Excerpted passage:
--------------------

Manufacturers have been and will be subjected to increased post-sale responsibilities in the United States and elsewhere as a result of changes in the common and regulatory law. These changes have occurred because governmental agencies feel that manufacturers that sell defective and dangerous products need more rigorous requirements to report problems to governmental agencies, and the government agencies need more resources to monitor product safety and stronger regulations to force manufacturers to recall hazardous products. The increased responsibilities can either enhance the safety of products in the field or, if neglected, increase the possibility that the manufacturer will suffer irreparable harm to its brand name, as well as be subjected to fines, lawsuits, and the possibility of punitive damages.

Common Law and the Restatement

The American Law Institute recently considered the status of product liability law in the United States, culminating in the publishing of the new Restatement (Third) of Torts: Products Liability in 1998. The Second Restatement did not include any mention of post-sale responsibilities. However, beginning in 1959 and continuing over the years, a number of courts have adopted requirements that manufacturers issue post-sale warnings of hazards to product users. The ALI ultimately decided that a sufficient body of law now exists to justify including the post-sale duty to warn in the Third Restatement. It requires, in certain instances, manufacturers or product suppliers to provide post-sale warnings, or possibly to recall or repair products. The post-sale duty section in the Third Restatement is truly new, and not a mere recitation of prior case law. Section 10 provides as follows:

Liability of Commercial Product Seller or Distributor for Harm Caused by Post-Sale Failure to Warn

(a) One engaged in the business of selling or otherwise distributing products is subject to liability for harm to persons or property caused by the seller’s failure to provide a warning after the time of sale or distribution of a product when a reasonable person in the seller’s position would provide such a warning.

--------------------

Rewrite the passage on post-sale duties from "Liability of Commercial" up to and including "such a warning.", putting "prudent person" wherever "reasonable person" appears.

Provided data:
--------------------

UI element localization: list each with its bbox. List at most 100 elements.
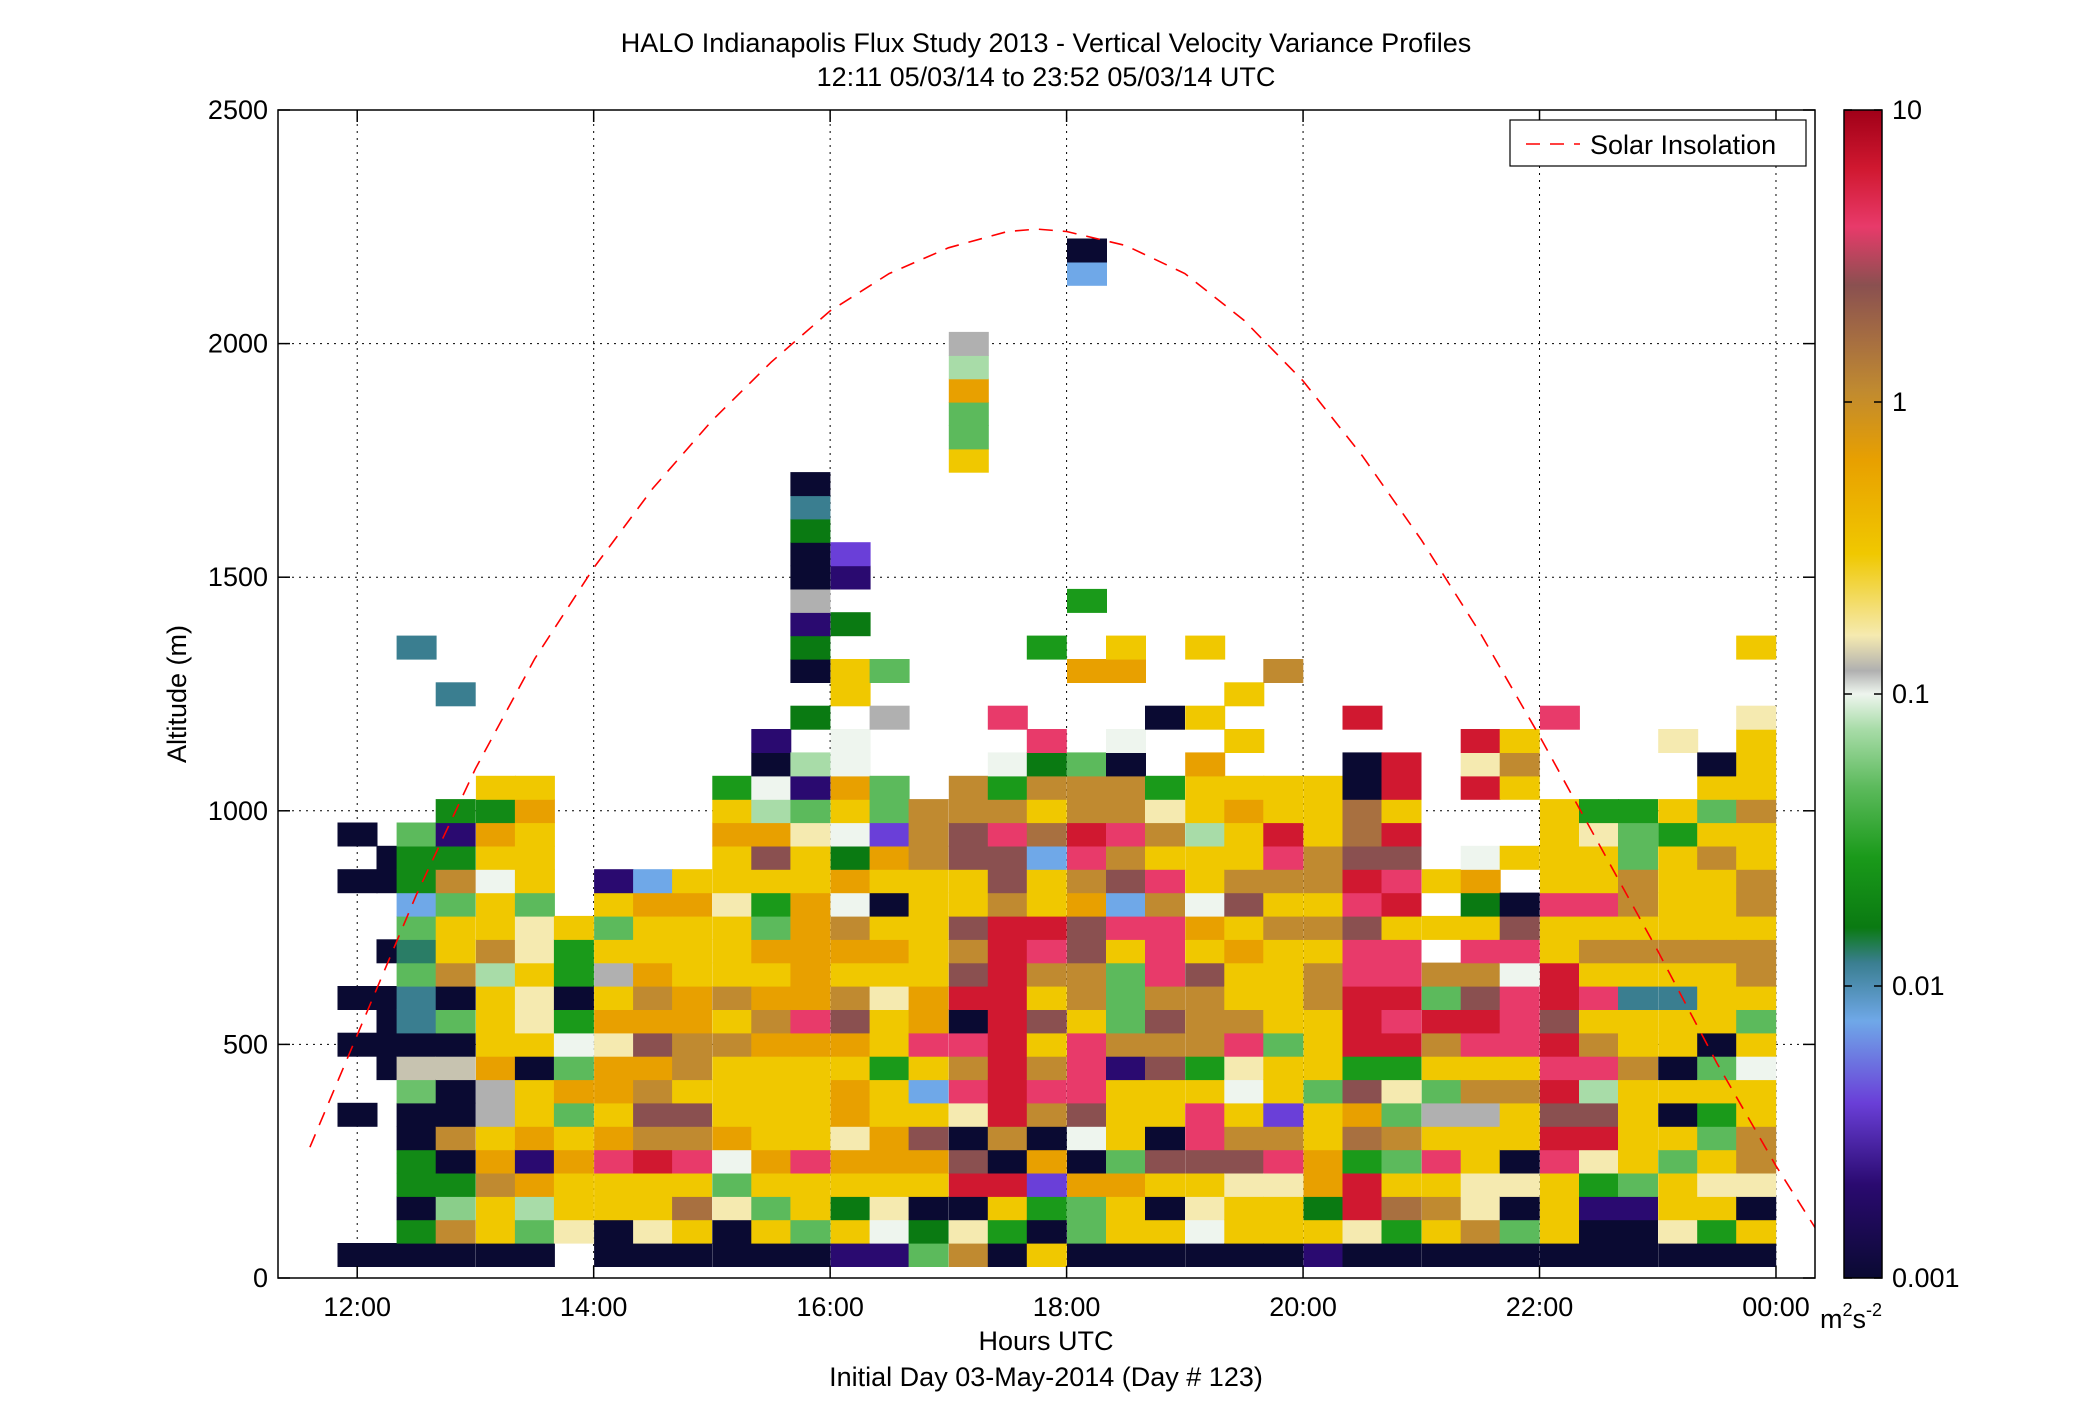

--------------------

Result below:
Liability of Commercial Product Seller or Distributor for Harm Caused by Post-Sale Failure to Warn

(a) One engaged in the business of selling or otherwise distributing products is subject to liability for harm to persons or property caused by the seller’s failure to provide a warning after the time of sale or distribution of a product when a prudent person in the seller’s position would provide such a warning.